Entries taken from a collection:

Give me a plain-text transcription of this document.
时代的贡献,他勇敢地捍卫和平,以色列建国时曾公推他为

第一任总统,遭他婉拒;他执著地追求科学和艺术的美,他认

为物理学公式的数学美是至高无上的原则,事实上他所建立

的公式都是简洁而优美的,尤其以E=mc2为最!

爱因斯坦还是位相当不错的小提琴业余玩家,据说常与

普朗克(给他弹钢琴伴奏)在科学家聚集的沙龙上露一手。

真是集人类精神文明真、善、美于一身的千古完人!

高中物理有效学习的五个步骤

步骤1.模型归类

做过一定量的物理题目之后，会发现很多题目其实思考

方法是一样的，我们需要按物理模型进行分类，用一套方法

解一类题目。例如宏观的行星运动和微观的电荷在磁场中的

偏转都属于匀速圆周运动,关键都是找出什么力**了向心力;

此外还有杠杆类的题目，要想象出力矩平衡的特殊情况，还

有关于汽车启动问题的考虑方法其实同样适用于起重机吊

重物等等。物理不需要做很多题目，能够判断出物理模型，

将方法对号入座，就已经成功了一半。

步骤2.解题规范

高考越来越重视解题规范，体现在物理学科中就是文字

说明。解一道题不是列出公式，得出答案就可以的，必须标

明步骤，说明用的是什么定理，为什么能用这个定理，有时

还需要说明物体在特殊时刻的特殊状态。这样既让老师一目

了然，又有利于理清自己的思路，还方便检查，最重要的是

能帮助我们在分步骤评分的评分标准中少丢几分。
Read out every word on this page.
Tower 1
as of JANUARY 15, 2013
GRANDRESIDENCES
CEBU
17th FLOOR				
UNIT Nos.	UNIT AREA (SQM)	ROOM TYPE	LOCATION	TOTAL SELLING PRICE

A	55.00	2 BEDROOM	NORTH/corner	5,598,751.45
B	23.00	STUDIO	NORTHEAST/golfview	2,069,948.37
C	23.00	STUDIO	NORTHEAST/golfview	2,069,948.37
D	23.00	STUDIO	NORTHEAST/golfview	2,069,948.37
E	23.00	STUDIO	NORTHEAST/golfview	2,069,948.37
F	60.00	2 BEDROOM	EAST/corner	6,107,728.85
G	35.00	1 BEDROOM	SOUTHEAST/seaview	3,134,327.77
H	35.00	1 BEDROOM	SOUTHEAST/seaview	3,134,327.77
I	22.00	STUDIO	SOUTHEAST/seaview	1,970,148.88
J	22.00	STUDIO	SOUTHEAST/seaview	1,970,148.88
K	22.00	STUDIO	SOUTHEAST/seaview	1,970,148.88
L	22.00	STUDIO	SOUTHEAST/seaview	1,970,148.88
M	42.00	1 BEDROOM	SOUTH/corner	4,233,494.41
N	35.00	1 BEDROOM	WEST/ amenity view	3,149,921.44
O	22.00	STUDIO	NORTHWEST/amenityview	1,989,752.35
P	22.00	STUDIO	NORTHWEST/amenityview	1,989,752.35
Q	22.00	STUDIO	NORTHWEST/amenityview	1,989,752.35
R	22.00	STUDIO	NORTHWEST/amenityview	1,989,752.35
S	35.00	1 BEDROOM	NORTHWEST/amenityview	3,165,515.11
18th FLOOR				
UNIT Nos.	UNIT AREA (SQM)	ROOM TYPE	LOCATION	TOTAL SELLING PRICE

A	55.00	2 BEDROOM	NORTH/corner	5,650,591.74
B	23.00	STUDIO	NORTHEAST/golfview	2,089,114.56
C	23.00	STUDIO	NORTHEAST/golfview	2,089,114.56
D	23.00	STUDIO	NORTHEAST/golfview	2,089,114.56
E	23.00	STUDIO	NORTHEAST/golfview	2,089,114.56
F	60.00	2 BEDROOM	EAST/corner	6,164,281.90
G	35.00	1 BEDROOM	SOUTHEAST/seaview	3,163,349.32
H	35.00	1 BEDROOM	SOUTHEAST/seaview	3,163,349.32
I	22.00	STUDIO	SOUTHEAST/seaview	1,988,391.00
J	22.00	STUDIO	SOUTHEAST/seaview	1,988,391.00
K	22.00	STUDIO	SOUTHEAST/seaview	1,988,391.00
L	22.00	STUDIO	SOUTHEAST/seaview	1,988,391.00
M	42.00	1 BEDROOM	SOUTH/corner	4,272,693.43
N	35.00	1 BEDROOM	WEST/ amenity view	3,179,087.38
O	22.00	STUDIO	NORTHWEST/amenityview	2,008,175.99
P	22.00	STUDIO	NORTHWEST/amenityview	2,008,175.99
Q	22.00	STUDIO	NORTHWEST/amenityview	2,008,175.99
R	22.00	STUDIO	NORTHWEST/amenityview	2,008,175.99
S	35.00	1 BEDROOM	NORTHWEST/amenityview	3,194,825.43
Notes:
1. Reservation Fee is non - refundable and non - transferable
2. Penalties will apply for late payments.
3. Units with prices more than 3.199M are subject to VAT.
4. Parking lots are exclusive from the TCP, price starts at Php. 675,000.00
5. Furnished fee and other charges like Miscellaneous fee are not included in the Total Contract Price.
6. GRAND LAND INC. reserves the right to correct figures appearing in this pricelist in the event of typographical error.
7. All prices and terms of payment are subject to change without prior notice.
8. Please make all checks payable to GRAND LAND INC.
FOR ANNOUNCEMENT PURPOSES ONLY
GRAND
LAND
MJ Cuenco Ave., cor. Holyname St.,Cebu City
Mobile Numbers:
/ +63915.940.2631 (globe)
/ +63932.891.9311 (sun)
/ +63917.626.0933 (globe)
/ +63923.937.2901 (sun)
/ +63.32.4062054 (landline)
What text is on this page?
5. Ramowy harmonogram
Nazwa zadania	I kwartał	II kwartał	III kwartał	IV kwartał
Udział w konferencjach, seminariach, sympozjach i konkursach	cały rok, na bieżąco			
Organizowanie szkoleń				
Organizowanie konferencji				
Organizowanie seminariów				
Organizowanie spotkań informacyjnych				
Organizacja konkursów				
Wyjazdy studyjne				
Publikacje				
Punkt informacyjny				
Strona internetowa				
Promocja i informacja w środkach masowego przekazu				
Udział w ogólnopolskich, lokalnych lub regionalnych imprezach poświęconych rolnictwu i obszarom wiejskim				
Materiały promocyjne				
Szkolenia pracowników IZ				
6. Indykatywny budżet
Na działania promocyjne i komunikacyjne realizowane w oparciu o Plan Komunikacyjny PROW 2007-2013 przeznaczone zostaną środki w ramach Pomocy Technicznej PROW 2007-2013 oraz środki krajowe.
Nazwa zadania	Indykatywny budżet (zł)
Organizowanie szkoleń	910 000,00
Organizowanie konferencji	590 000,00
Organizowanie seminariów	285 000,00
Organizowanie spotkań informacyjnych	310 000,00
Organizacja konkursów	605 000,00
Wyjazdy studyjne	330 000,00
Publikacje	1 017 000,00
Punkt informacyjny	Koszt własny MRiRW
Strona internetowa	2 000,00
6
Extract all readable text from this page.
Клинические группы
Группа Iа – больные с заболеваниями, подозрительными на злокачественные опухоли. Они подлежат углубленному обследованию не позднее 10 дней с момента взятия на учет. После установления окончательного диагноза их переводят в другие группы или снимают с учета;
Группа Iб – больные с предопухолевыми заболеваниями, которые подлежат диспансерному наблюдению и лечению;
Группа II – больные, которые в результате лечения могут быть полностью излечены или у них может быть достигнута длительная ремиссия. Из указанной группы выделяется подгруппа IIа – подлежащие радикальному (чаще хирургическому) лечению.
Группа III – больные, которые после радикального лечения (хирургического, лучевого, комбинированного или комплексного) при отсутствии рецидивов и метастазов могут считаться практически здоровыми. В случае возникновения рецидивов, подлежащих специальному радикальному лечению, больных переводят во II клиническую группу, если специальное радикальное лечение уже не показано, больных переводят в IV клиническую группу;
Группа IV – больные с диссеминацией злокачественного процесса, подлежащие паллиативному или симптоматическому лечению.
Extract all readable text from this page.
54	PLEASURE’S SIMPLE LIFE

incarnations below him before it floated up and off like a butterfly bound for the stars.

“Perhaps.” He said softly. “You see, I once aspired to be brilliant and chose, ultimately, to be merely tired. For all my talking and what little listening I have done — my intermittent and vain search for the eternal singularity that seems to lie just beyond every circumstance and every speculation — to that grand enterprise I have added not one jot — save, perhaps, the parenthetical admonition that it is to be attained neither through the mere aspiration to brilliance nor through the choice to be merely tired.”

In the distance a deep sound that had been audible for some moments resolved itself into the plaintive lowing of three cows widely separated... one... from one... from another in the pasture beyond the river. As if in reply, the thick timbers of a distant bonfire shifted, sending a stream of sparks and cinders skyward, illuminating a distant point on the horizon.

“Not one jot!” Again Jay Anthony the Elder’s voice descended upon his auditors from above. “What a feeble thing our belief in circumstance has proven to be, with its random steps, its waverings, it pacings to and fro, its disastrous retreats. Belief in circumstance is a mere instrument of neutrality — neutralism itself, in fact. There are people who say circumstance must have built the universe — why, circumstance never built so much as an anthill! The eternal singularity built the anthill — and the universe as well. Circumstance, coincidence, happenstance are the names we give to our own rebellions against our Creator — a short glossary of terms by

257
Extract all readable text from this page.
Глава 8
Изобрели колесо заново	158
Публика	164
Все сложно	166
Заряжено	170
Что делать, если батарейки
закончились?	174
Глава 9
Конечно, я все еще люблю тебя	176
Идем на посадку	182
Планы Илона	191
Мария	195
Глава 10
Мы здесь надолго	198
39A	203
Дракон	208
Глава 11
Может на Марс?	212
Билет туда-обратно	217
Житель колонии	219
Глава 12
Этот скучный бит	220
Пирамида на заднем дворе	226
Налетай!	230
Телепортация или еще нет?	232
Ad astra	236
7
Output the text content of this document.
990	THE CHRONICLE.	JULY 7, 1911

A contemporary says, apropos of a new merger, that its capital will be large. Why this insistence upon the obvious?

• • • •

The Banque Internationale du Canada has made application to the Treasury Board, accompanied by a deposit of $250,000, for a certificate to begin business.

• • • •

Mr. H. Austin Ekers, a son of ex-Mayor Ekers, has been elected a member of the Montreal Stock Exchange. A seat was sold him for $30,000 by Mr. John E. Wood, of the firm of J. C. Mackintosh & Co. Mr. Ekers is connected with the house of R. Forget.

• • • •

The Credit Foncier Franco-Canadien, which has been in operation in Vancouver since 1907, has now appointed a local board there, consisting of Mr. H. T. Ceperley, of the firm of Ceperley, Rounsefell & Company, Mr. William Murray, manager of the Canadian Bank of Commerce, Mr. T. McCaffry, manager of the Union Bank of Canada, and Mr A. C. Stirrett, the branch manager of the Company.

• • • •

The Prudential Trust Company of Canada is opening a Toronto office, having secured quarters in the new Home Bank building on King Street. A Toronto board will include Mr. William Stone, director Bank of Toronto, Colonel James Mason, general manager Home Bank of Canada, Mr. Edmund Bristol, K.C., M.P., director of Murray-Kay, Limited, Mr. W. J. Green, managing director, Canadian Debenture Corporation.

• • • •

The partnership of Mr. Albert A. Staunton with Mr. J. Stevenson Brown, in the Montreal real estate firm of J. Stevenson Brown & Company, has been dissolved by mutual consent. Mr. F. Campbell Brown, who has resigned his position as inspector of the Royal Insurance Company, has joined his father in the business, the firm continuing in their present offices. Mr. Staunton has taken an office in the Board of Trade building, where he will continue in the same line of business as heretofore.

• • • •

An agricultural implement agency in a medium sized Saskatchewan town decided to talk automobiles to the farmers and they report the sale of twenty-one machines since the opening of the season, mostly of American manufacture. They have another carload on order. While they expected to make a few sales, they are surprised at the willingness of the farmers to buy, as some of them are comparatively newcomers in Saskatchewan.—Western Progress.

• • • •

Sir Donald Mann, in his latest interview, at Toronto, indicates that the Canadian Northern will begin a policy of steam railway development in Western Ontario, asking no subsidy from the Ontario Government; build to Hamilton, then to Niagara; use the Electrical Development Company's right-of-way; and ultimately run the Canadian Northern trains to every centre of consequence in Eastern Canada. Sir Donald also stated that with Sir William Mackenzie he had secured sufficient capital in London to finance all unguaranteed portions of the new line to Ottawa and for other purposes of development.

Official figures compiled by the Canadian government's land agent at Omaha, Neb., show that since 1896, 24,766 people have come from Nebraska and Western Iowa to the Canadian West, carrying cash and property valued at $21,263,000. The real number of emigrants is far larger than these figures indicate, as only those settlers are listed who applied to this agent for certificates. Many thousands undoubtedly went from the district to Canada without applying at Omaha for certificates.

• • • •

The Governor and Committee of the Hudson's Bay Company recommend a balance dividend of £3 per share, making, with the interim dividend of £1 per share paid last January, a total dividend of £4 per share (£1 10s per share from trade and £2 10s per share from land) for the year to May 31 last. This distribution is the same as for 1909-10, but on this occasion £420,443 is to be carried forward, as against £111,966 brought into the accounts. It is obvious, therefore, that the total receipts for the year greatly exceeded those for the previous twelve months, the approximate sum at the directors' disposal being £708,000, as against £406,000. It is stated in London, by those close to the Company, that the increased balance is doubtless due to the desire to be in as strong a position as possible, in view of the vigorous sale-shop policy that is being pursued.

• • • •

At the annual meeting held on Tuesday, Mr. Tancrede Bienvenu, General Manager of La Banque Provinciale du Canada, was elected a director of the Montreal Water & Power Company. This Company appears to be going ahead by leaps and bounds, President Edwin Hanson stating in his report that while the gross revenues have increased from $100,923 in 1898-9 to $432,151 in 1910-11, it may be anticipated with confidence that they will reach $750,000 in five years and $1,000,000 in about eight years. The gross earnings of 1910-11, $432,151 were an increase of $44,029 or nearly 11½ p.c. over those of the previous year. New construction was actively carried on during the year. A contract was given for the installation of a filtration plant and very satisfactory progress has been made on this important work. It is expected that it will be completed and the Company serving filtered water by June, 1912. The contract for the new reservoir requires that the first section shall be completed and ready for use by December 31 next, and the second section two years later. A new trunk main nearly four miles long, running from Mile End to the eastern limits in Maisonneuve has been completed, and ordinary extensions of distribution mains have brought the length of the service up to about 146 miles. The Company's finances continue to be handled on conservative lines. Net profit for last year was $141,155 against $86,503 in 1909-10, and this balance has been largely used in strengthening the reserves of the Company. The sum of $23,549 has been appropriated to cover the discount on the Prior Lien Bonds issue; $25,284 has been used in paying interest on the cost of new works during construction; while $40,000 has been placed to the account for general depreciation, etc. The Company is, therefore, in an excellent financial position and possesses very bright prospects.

The exercise: Extract every line containing the string "obvious" from the data above.

Task result:
A contemporary says, apropos of a new merger, that its capital will be large. Why this insistence upon the obvious?
The Governor and Committee of the Hudson's Bay Company recommend a balance dividend of £3 per share, making, with the interim dividend of £1 per share paid last January, a total dividend of £4 per share (£1 10s per share from trade and £2 10s per share from land) for the year to May 31 last. This distribution is the same as for 1909-10, but on this occasion £420,443 is to be carried forward, as against £111,966 brought into the accounts. It is obvious, therefore, that the total receipts for the year greatly exceeded those for the previous twelve months, the approximate sum at the directors' disposal being £708,000, as against £406,000. It is stated in London, by those close to the Company, that the increased balance is doubtless due to the desire to be in as strong a position as possible, in view of the vigorous sale-shop policy that is being pursued.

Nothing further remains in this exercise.